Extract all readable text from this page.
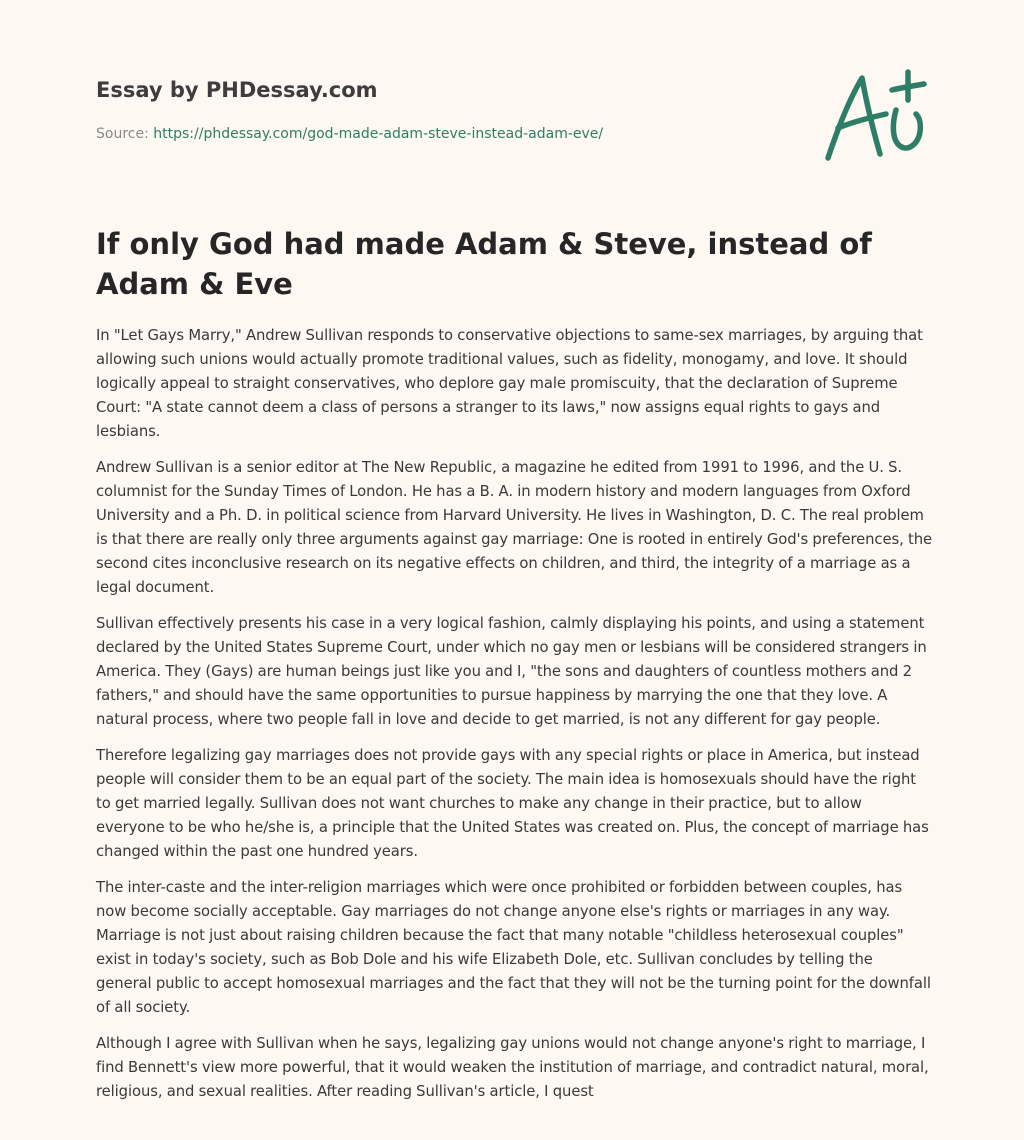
Essay by PHDessay.com
Source: https://phdessay.com/god-made-adam-steve-instead-adam-eve/
If only God had made Adam & Steve, instead of Adam & Eve

In "Let Gays Marry," Andrew Sullivan responds to conservative objections to same-sex marriages, by arguing that allowing such unions would actually promote traditional values, such as fidelity, monogamy, and love. It should logically appeal to straight conservatives, who deplore gay male promiscuity, that the declaration of Supreme Court: "A state cannot deem a class of persons a stranger to its laws," now assigns equal rights to gays and lesbians.

Andrew Sullivan is a senior editor at The New Republic, a magazine he edited from 1991 to 1996, and the U. S. columnist for the Sunday Times of London. He has a B. A. in modern history and modern languages from Oxford University and a Ph. D. in political science from Harvard University. He lives in Washington, D. C. The real problem is that there are really only three arguments against gay marriage: One is rooted in entirely God's preferences, the second cites inconclusive research on its negative effects on children, and third, the integrity of a marriage as a legal document.

Sullivan effectively presents his case in a very logical fashion, calmly displaying his points, and using a statement declared by the United States Supreme Court, under which no gay men or lesbians will be considered strangers in America. They (Gays) are human beings just like you and I, "the sons and daughters of countless mothers and 2 fathers," and should have the same opportunities to pursue happiness by marrying the one that they love. A natural process, where two people fall in love and decide to get married, is not any different for gay people.

Therefore legalizing gay marriages does not provide gays with any special rights or place in America, but instead people will consider them to be an equal part of the society. The main idea is homosexuals should have the right to get married legally. Sullivan does not want churches to make any change in their practice, but to allow everyone to be who he/she is, a principle that the United States was created on. Plus, the concept of marriage has changed within the past one hundred years.

The inter-caste and the inter-religion marriages which were once prohibited or forbidden between couples, has now become socially acceptable. Gay marriages do not change anyone else's rights or marriages in any way. Marriage is not just about raising children because the fact that many notable "childless heterosexual couples" exist in today's society, such as Bob Dole and his wife Elizabeth Dole, etc. Sullivan concludes by telling the general public to accept homosexual marriages and the fact that they will not be the turning point for the downfall of all society.

Although I agree with Sullivan when he says, legalizing gay unions would not change anyone's right to marriage, I find Bennett's view more powerful, that it would weaken the institution of marriage, and contradict natural, moral, religious, and sexual realities. After reading Sullivan's article, I quest
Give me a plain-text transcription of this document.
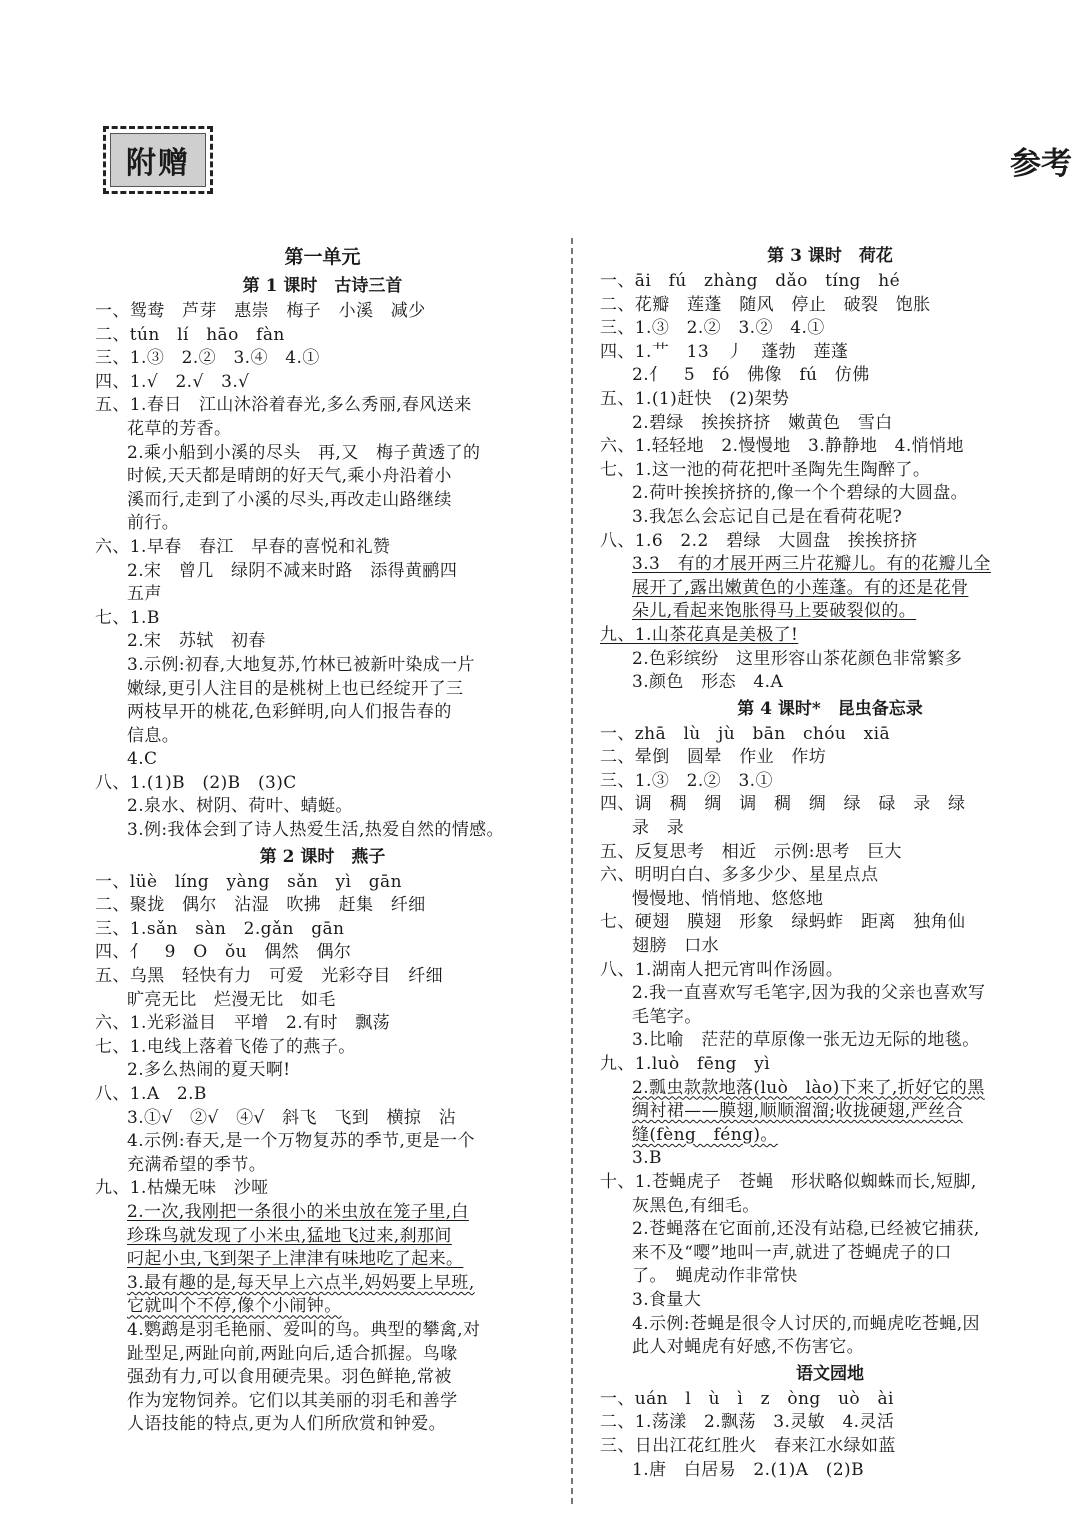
附赠	参考
第一单元
第 1 课时　古诗三首
一、鸳鸯　芦芽　惠崇　梅子　小溪　减少
二、tún　lí　hāo　fàn
三、1.③　2.②　3.④　4.①
四、1.√　2.√　3.√
五、1.春日　江山沐浴着春光,多么秀丽,春风送来
花草的芳香。
2.乘小船到小溪的尽头　再,又　梅子黄透了的
时候,天天都是晴朗的好天气,乘小舟沿着小
溪而行,走到了小溪的尽头,再改走山路继续
前行。
六、1.早春　春江　早春的喜悦和礼赞
2.宋　曾几　绿阴不减来时路　添得黄鹂四
五声
七、1.B
2.宋　苏轼　初春
3.示例:初春,大地复苏,竹林已被新叶染成一片
嫩绿,更引人注目的是桃树上也已经绽开了三
两枝早开的桃花,色彩鲜明,向人们报告春的
信息。
4.C
八、1.(1)B　(2)B　(3)C
2.泉水、树阴、荷叶、蜻蜓。
3.例:我体会到了诗人热爱生活,热爱自然的情感。
第 2 课时　燕子
一、lüè　líng　yàng　sǎn　yì　gān
二、聚拢　偶尔　沾湿　吹拂　赶集　纤细
三、1.sǎn　sàn　2.gǎn　gān
四、亻　9　O　ǒu　偶然　偶尔
五、乌黑　轻快有力　可爱　光彩夺目　纤细
旷亮无比　烂漫无比　如毛
六、1.光彩溢目　平增　2.有时　飘荡
七、1.电线上落着飞倦了的燕子。
2.多么热闹的夏天啊!
八、1.A　2.B
3.①√　②√　④√　斜飞　飞到　横掠　沾
4.示例:春天,是一个万物复苏的季节,更是一个
充满希望的季节。
九、1.枯燥无味　沙哑
2.一次,我刚把一条很小的米虫放在笼子里,白
珍珠鸟就发现了小米虫,猛地飞过来,刹那间
叼起小虫,飞到架子上津津有味地吃了起来。
3.最有趣的是,每天早上六点半,妈妈要上早班,
它就叫个不停,像个小闹钟。
4.鹦鹉是羽毛艳丽、爱叫的鸟。典型的攀禽,对
趾型足,两趾向前,两趾向后,适合抓握。鸟喙
强劲有力,可以食用硬壳果。羽色鲜艳,常被
作为宠物饲养。它们以其美丽的羽毛和善学
人语技能的特点,更为人们所欣赏和钟爱。
第 3 课时　荷花
一、āi　fú　zhàng　dǎo　tíng　hé
二、花瓣　莲蓬　随风　停止　破裂　饱胀
三、1.③　2.②　3.②　4.①
四、1.艹　13　丿　蓬勃　莲蓬
2.亻　5　fó　佛像　fú　仿佛
五、1.(1)赶快　(2)架势
2.碧绿　挨挨挤挤　嫩黄色　雪白
六、1.轻轻地　2.慢慢地　3.静静地　4.悄悄地
七、1.这一池的荷花把叶圣陶先生陶醉了。
2.荷叶挨挨挤挤的,像一个个碧绿的大圆盘。
3.我怎么会忘记自己是在看荷花呢?
八、1.6　2.2　碧绿　大圆盘　挨挨挤挤
3.3　有的才展开两三片花瓣儿。有的花瓣儿全
展开了,露出嫩黄色的小莲蓬。有的还是花骨
朵儿,看起来饱胀得马上要破裂似的。
九、1.山茶花真是美极了!
2.色彩缤纷　这里形容山茶花颜色非常繁多
3.颜色　形态　4.A
第 4 课时*　昆虫备忘录
一、zhā　lù　jù　bān　chóu　xiā
二、晕倒　圆晕　作业　作坊
三、1.③　2.②　3.①
四、调　稠　绸　调　稠　绸　绿　碌　录　绿
录　录
五、反复思考　相近　示例:思考　巨大
六、明明白白、多多少少、星星点点
慢慢地、悄悄地、悠悠地
七、硬翅　膜翅　形象　绿蚂蚱　距离　独角仙
翅膀　口水
八、1.湖南人把元宵叫作汤圆。
2.我一直喜欢写毛笔字,因为我的父亲也喜欢写
毛笔字。
3.比喻　茫茫的草原像一张无边无际的地毯。
九、1.luò　fēng　yì
2.瓢虫款款地落(luò　lào)下来了,折好它的黑
绸衬裙——膜翅,顺顺溜溜;收拢硬翅,严丝合
缝(fèng　féng)。
3.B
十、1.苍蝇虎子　苍蝇　形状略似蜘蛛而长,短脚,
灰黑色,有细毛。
2.苍蝇落在它面前,还没有站稳,已经被它捕获,
来不及“嘤”地叫一声,就进了苍蝇虎子的口
了。　蝇虎动作非常快
3.食量大
4.示例:苍蝇是很令人讨厌的,而蝇虎吃苍蝇,因
此人对蝇虎有好感,不伤害它。
语文园地
一、uán　l　ù　ì　z　òng　uò　ài
二、1.荡漾　2.飘荡　3.灵敏　4.灵活
三、日出江花红胜火　春来江水绿如蓝
1.唐　白居易　2.(1)A　(2)B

**Exercise description**
The material above holds pictures; copy everything else in it exactly.

**Written answer**
Extract all readable text from this page.
Essay by PHDessay.com
Source: https://phdessay.com/god-made-adam-steve-instead-adam-eve/
If only God had made Adam & Steve, instead of Adam & Eve

In "Let Gays Marry," Andrew Sullivan responds to conservative objections to same-sex marriages, by arguing that allowing such unions would actually promote traditional values, such as fidelity, monogamy, and love. It should logically appeal to straight conservatives, who deplore gay male promiscuity, that the declaration of Supreme Court: "A state cannot deem a class of persons a stranger to its laws," now assigns equal rights to gays and lesbians.

Andrew Sullivan is a senior editor at The New Republic, a magazine he edited from 1991 to 1996, and the U. S. columnist for the Sunday Times of London. He has a B. A. in modern history and modern languages from Oxford University and a Ph. D. in political science from Harvard University. He lives in Washington, D. C. The real problem is that there are really only three arguments against gay marriage: One is rooted in entirely God's preferences, the second cites inconclusive research on its negative effects on children, and third, the integrity of a marriage as a legal document.

Sullivan effectively presents his case in a very logical fashion, calmly displaying his points, and using a statement declared by the United States Supreme Court, under which no gay men or lesbians will be considered strangers in America. They (Gays) are human beings just like you and I, "the sons and daughters of countless mothers and 2 fathers," and should have the same opportunities to pursue happiness by marrying the one that they love. A natural process, where two people fall in love and decide to get married, is not any different for gay people.

Therefore legalizing gay marriages does not provide gays with any special rights or place in America, but instead people will consider them to be an equal part of the society. The main idea is homosexuals should have the right to get married legally. Sullivan does not want churches to make any change in their practice, but to allow everyone to be who he/she is, a principle that the United States was created on. Plus, the concept of marriage has changed within the past one hundred years.

The inter-caste and the inter-religion marriages which were once prohibited or forbidden between couples, has now become socially acceptable. Gay marriages do not change anyone else's rights or marriages in any way. Marriage is not just about raising children because the fact that many notable "childless heterosexual couples" exist in today's society, such as Bob Dole and his wife Elizabeth Dole, etc. Sullivan concludes by telling the general public to accept homosexual marriages and the fact that they will not be the turning point for the downfall of all society.

Although I agree with Sullivan when he says, legalizing gay unions would not change anyone's right to marriage, I find Bennett's view more powerful, that it would weaken the institution of marriage, and contradict natural, moral, religious, and sexual realities. After reading Sullivan's article, I quest
Give me a plain-text transcription of this document.
附赠	参考
第一单元
第 1 课时　古诗三首
一、鸳鸯　芦芽　惠崇　梅子　小溪　减少
二、tún　lí　hāo　fàn
三、1.③　2.②　3.④　4.①
四、1.√　2.√　3.√
五、1.春日　江山沐浴着春光,多么秀丽,春风送来
花草的芳香。
2.乘小船到小溪的尽头　再,又　梅子黄透了的
时候,天天都是晴朗的好天气,乘小舟沿着小
溪而行,走到了小溪的尽头,再改走山路继续
前行。
六、1.早春　春江　早春的喜悦和礼赞
2.宋　曾几　绿阴不减来时路　添得黄鹂四
五声
七、1.B
2.宋　苏轼　初春
3.示例:初春,大地复苏,竹林已被新叶染成一片
嫩绿,更引人注目的是桃树上也已经绽开了三
两枝早开的桃花,色彩鲜明,向人们报告春的
信息。
4.C
八、1.(1)B　(2)B　(3)C
2.泉水、树阴、荷叶、蜻蜓。
3.例:我体会到了诗人热爱生活,热爱自然的情感。
第 2 课时　燕子
一、lüè　líng　yàng　sǎn　yì　gān
二、聚拢　偶尔　沾湿　吹拂　赶集　纤细
三、1.sǎn　sàn　2.gǎn　gān
四、亻　9　O　ǒu　偶然　偶尔
五、乌黑　轻快有力　可爱　光彩夺目　纤细
旷亮无比　烂漫无比　如毛
六、1.光彩溢目　平增　2.有时　飘荡
七、1.电线上落着飞倦了的燕子。
2.多么热闹的夏天啊!
八、1.A　2.B
3.①√　②√　④√　斜飞　飞到　横掠　沾
4.示例:春天,是一个万物复苏的季节,更是一个
充满希望的季节。
九、1.枯燥无味　沙哑
2.一次,我刚把一条很小的米虫放在笼子里,白
珍珠鸟就发现了小米虫,猛地飞过来,刹那间
叼起小虫,飞到架子上津津有味地吃了起来。
3.最有趣的是,每天早上六点半,妈妈要上早班,
它就叫个不停,像个小闹钟。
4.鹦鹉是羽毛艳丽、爱叫的鸟。典型的攀禽,对
趾型足,两趾向前,两趾向后,适合抓握。鸟喙
强劲有力,可以食用硬壳果。羽色鲜艳,常被
作为宠物饲养。它们以其美丽的羽毛和善学
人语技能的特点,更为人们所欣赏和钟爱。
第 3 课时　荷花
一、āi　fú　zhàng　dǎo　tíng　hé
二、花瓣　莲蓬　随风　停止　破裂　饱胀
三、1.③　2.②　3.②　4.①
四、1.艹　13　丿　蓬勃　莲蓬
2.亻　5　fó　佛像　fú　仿佛
五、1.(1)赶快　(2)架势
2.碧绿　挨挨挤挤　嫩黄色　雪白
六、1.轻轻地　2.慢慢地　3.静静地　4.悄悄地
七、1.这一池的荷花把叶圣陶先生陶醉了。
2.荷叶挨挨挤挤的,像一个个碧绿的大圆盘。
3.我怎么会忘记自己是在看荷花呢?
八、1.6　2.2　碧绿　大圆盘　挨挨挤挤
3.3　有的才展开两三片花瓣儿。有的花瓣儿全
展开了,露出嫩黄色的小莲蓬。有的还是花骨
朵儿,看起来饱胀得马上要破裂似的。
九、1.山茶花真是美极了!
2.色彩缤纷　这里形容山茶花颜色非常繁多
3.颜色　形态　4.A
第 4 课时*　昆虫备忘录
一、zhā　lù　jù　bān　chóu　xiā
二、晕倒　圆晕　作业　作坊
三、1.③　2.②　3.①
四、调　稠　绸　调　稠　绸　绿　碌　录　绿
录　录
五、反复思考　相近　示例:思考　巨大
六、明明白白、多多少少、星星点点
慢慢地、悄悄地、悠悠地
七、硬翅　膜翅　形象　绿蚂蚱　距离　独角仙
翅膀　口水
八、1.湖南人把元宵叫作汤圆。
2.我一直喜欢写毛笔字,因为我的父亲也喜欢写
毛笔字。
3.比喻　茫茫的草原像一张无边无际的地毯。
九、1.luò　fēng　yì
2.瓢虫款款地落(luò　lào)下来了,折好它的黑
绸衬裙——膜翅,顺顺溜溜;收拢硬翅,严丝合
缝(fèng　féng)。
3.B
十、1.苍蝇虎子　苍蝇　形状略似蜘蛛而长,短脚,
灰黑色,有细毛。
2.苍蝇落在它面前,还没有站稳,已经被它捕获,
来不及“嘤”地叫一声,就进了苍蝇虎子的口
了。　蝇虎动作非常快
3.食量大
4.示例:苍蝇是很令人讨厌的,而蝇虎吃苍蝇,因
此人对蝇虎有好感,不伤害它。
语文园地
一、uán　l　ù　ì　z　òng　uò　ài
二、1.荡漾　2.飘荡　3.灵敏　4.灵活
三、日出江花红胜火　春来江水绿如蓝
1.唐　白居易　2.(1)A　(2)B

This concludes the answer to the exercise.